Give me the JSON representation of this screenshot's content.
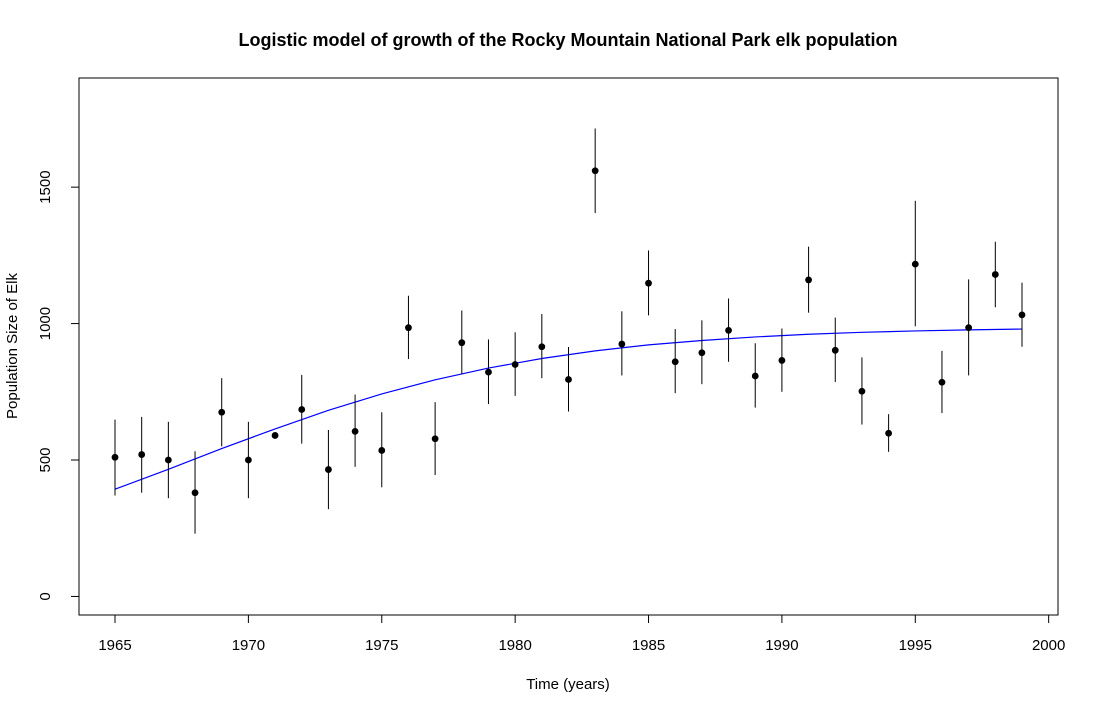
{
  "chart_data": {
    "type": "scatter",
    "title": "Logistic model of growth of the Rocky Mountain National Park elk population",
    "xlabel": "Time (years)",
    "ylabel": "Population Size of Elk",
    "xlim": [
      1963.65,
      2000.35
    ],
    "ylim": [
      -68,
      1900
    ],
    "xticks": [
      1965,
      1970,
      1975,
      1980,
      1985,
      1990,
      1995,
      2000
    ],
    "yticks": [
      0,
      500,
      1000,
      1500
    ],
    "grid": false,
    "legend": "none",
    "series": [
      {
        "kind": "points-with-error-bars",
        "color": "#000000",
        "x": [
          1965,
          1966,
          1967,
          1968,
          1969,
          1970,
          1971,
          1972,
          1973,
          1974,
          1975,
          1976,
          1977,
          1978,
          1979,
          1980,
          1981,
          1982,
          1983,
          1984,
          1985,
          1986,
          1987,
          1988,
          1989,
          1990,
          1991,
          1992,
          1993,
          1994,
          1995,
          1996,
          1997,
          1998,
          1999
        ],
        "y": [
          510,
          520,
          500,
          380,
          675,
          500,
          590,
          685,
          465,
          605,
          535,
          985,
          578,
          930,
          822,
          850,
          915,
          795,
          1560,
          925,
          1148,
          860,
          893,
          975,
          808,
          865,
          1160,
          902,
          752,
          598,
          1218,
          785,
          985,
          1180,
          1032
        ],
        "lower": [
          370,
          380,
          360,
          230,
          550,
          360,
          582,
          560,
          320,
          475,
          400,
          870,
          445,
          815,
          705,
          735,
          800,
          678,
          1405,
          810,
          1030,
          745,
          778,
          860,
          692,
          750,
          1040,
          786,
          630,
          530,
          990,
          672,
          810,
          1060,
          915
        ],
        "upper": [
          648,
          658,
          640,
          532,
          800,
          640,
          598,
          812,
          610,
          740,
          675,
          1102,
          712,
          1048,
          942,
          968,
          1035,
          914,
          1715,
          1045,
          1268,
          980,
          1012,
          1092,
          928,
          982,
          1282,
          1022,
          876,
          668,
          1450,
          900,
          1162,
          1300,
          1150
        ]
      },
      {
        "kind": "line",
        "color": "#0000ff",
        "model": "logistic",
        "x": [
          1965,
          1967,
          1969,
          1971,
          1973,
          1975,
          1977,
          1979,
          1981,
          1983,
          1985,
          1987,
          1989,
          1991,
          1993,
          1995,
          1997,
          1999
        ],
        "y": [
          393,
          466,
          542,
          614,
          682,
          742,
          794,
          837,
          872,
          900,
          922,
          938,
          951,
          961,
          968,
          973,
          977,
          980
        ]
      }
    ]
  }
}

——————————

Copy out every line of the data that includes "kind".

        "kind": "points-with-error-bars",
        "kind": "line",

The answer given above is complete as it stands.